Stored records:
-=-=-

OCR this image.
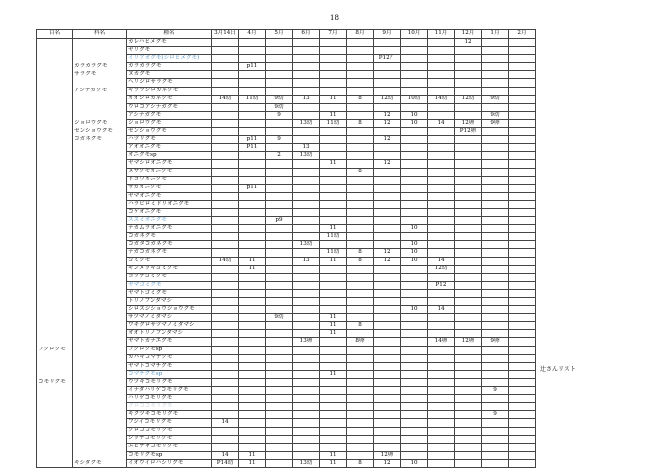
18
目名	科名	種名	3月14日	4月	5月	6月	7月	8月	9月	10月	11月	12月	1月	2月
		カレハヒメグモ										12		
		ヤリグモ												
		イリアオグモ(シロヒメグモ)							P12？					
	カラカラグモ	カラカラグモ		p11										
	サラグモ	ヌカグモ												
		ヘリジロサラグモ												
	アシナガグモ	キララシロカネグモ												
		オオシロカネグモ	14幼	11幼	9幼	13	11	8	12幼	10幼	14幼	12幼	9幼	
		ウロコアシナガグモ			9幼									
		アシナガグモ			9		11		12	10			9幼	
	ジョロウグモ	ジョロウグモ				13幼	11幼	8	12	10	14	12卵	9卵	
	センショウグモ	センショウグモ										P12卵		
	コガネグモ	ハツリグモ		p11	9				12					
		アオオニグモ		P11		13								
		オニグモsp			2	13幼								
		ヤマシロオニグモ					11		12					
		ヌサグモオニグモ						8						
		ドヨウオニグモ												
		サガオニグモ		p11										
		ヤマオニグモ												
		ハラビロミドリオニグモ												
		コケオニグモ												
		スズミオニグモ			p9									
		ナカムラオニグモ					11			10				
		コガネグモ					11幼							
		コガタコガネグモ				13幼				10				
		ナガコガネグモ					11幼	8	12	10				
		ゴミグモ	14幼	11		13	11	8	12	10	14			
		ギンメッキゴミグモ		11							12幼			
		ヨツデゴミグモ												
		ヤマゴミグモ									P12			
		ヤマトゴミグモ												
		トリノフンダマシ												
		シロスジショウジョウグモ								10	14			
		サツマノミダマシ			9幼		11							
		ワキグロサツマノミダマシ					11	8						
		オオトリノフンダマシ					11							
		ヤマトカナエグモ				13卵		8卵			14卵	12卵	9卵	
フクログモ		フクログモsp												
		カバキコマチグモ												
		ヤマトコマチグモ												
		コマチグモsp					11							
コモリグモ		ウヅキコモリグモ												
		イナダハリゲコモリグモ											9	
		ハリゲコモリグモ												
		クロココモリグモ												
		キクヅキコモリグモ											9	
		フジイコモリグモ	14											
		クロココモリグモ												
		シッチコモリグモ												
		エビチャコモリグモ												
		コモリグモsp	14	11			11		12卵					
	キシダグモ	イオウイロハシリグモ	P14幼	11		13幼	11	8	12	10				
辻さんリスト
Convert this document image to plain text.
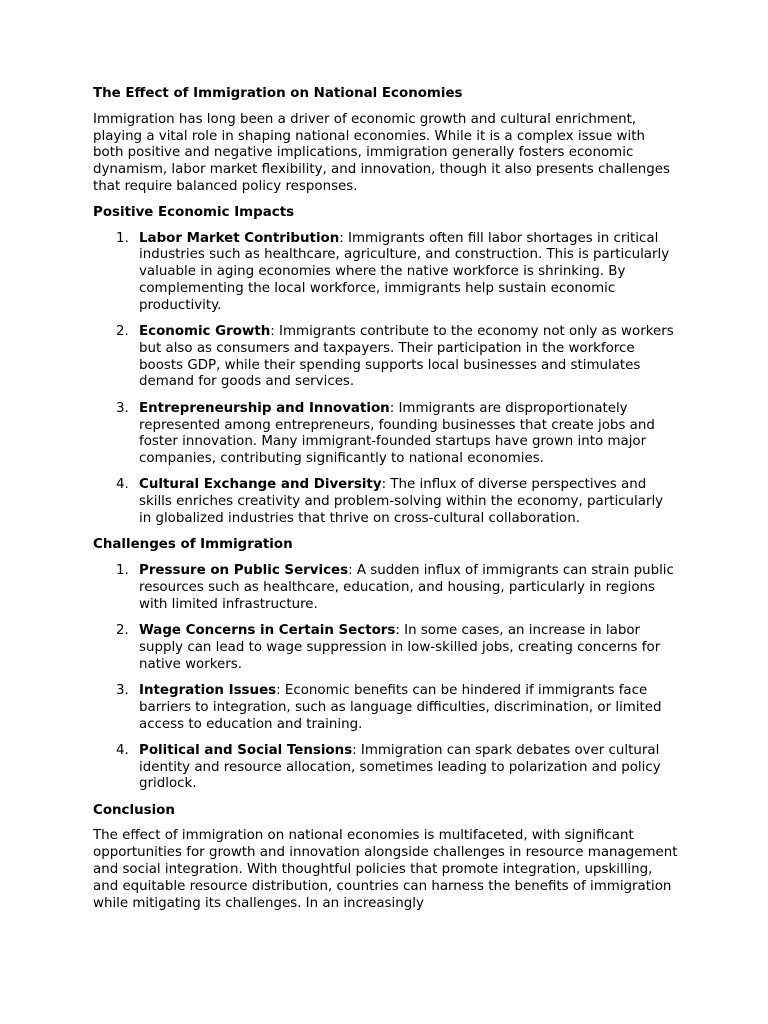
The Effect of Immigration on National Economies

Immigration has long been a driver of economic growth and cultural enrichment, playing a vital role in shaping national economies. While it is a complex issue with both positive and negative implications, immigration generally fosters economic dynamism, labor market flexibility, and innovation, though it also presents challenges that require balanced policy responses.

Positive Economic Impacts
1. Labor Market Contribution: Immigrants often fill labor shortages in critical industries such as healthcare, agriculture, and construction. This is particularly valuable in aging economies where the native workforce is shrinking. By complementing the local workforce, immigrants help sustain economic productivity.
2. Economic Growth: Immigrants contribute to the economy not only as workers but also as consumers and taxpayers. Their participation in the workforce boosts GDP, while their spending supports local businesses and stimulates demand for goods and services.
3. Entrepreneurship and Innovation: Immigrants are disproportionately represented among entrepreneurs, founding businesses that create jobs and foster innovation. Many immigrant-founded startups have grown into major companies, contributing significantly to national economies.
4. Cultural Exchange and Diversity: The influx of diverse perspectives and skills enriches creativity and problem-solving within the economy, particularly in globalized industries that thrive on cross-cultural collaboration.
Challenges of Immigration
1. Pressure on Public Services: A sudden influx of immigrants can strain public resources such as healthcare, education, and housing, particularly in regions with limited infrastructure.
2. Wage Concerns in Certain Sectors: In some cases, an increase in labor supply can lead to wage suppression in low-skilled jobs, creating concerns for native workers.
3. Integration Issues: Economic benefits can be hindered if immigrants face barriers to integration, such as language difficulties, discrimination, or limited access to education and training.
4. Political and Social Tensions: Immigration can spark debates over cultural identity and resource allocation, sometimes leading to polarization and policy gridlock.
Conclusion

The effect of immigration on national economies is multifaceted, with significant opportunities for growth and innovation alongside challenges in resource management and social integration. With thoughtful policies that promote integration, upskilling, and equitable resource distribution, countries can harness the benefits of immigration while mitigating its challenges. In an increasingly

-=-=-

Given request - Leave out the pictures and restate everything else word for word.

Full response -
OCR this image.
18
目名	科名	種名	3月14日	4月	5月	6月	7月	8月	9月	10月	11月	12月	1月	2月
		カレハヒメグモ										12		
		ヤリグモ												
		イリアオグモ(シロヒメグモ)							P12？					
	カラカラグモ	カラカラグモ		p11										
	サラグモ	ヌカグモ												
		ヘリジロサラグモ												
	アシナガグモ	キララシロカネグモ												
		オオシロカネグモ	14幼	11幼	9幼	13	11	8	12幼	10幼	14幼	12幼	9幼	
		ウロコアシナガグモ			9幼									
		アシナガグモ			9		11		12	10			9幼	
	ジョロウグモ	ジョロウグモ				13幼	11幼	8	12	10	14	12卵	9卵	
	センショウグモ	センショウグモ										P12卵		
	コガネグモ	ハツリグモ		p11	9				12					
		アオオニグモ		P11		13								
		オニグモsp			2	13幼								
		ヤマシロオニグモ					11		12					
		ヌサグモオニグモ						8						
		ドヨウオニグモ												
		サガオニグモ		p11										
		ヤマオニグモ												
		ハラビロミドリオニグモ												
		コケオニグモ												
		スズミオニグモ			p9									
		ナカムラオニグモ					11			10				
		コガネグモ					11幼							
		コガタコガネグモ				13幼				10				
		ナガコガネグモ					11幼	8	12	10				
		ゴミグモ	14幼	11		13	11	8	12	10	14			
		ギンメッキゴミグモ		11							12幼			
		ヨツデゴミグモ												
		ヤマゴミグモ									P12			
		ヤマトゴミグモ												
		トリノフンダマシ												
		シロスジショウジョウグモ								10	14			
		サツマノミダマシ			9幼		11							
		ワキグロサツマノミダマシ					11	8						
		オオトリノフンダマシ					11							
		ヤマトカナエグモ				13卵		8卵			14卵	12卵	9卵	
フクログモ		フクログモsp												
		カバキコマチグモ												
		ヤマトコマチグモ												
		コマチグモsp					11							
コモリグモ		ウヅキコモリグモ												
		イナダハリゲコモリグモ											9	
		ハリゲコモリグモ												
		クロココモリグモ												
		キクヅキコモリグモ											9	
		フジイコモリグモ	14											
		クロココモリグモ												
		シッチコモリグモ												
		エビチャコモリグモ												
		コモリグモsp	14	11			11		12卵					
	キシダグモ	イオウイロハシリグモ	P14幼	11		13幼	11	8	12	10				
辻さんリスト
Convert this document image to plain text.
The Effect of Immigration on National Economies

Immigration has long been a driver of economic growth and cultural enrichment, playing a vital role in shaping national economies. While it is a complex issue with both positive and negative implications, immigration generally fosters economic dynamism, labor market flexibility, and innovation, though it also presents challenges that require balanced policy responses.

Positive Economic Impacts
1. Labor Market Contribution: Immigrants often fill labor shortages in critical industries such as healthcare, agriculture, and construction. This is particularly valuable in aging economies where the native workforce is shrinking. By complementing the local workforce, immigrants help sustain economic productivity.
2. Economic Growth: Immigrants contribute to the economy not only as workers but also as consumers and taxpayers. Their participation in the workforce boosts GDP, while their spending supports local businesses and stimulates demand for goods and services.
3. Entrepreneurship and Innovation: Immigrants are disproportionately represented among entrepreneurs, founding businesses that create jobs and foster innovation. Many immigrant-founded startups have grown into major companies, contributing significantly to national economies.
4. Cultural Exchange and Diversity: The influx of diverse perspectives and skills enriches creativity and problem-solving within the economy, particularly in globalized industries that thrive on cross-cultural collaboration.
Challenges of Immigration
1. Pressure on Public Services: A sudden influx of immigrants can strain public resources such as healthcare, education, and housing, particularly in regions with limited infrastructure.
2. Wage Concerns in Certain Sectors: In some cases, an increase in labor supply can lead to wage suppression in low-skilled jobs, creating concerns for native workers.
3. Integration Issues: Economic benefits can be hindered if immigrants face barriers to integration, such as language difficulties, discrimination, or limited access to education and training.
4. Political and Social Tensions: Immigration can spark debates over cultural identity and resource allocation, sometimes leading to polarization and policy gridlock.
Conclusion

The effect of immigration on national economies is multifaceted, with significant opportunities for growth and innovation alongside challenges in resource management and social integration. With thoughtful policies that promote integration, upskilling, and equitable resource distribution, countries can harness the benefits of immigration while mitigating its challenges. In an increasingly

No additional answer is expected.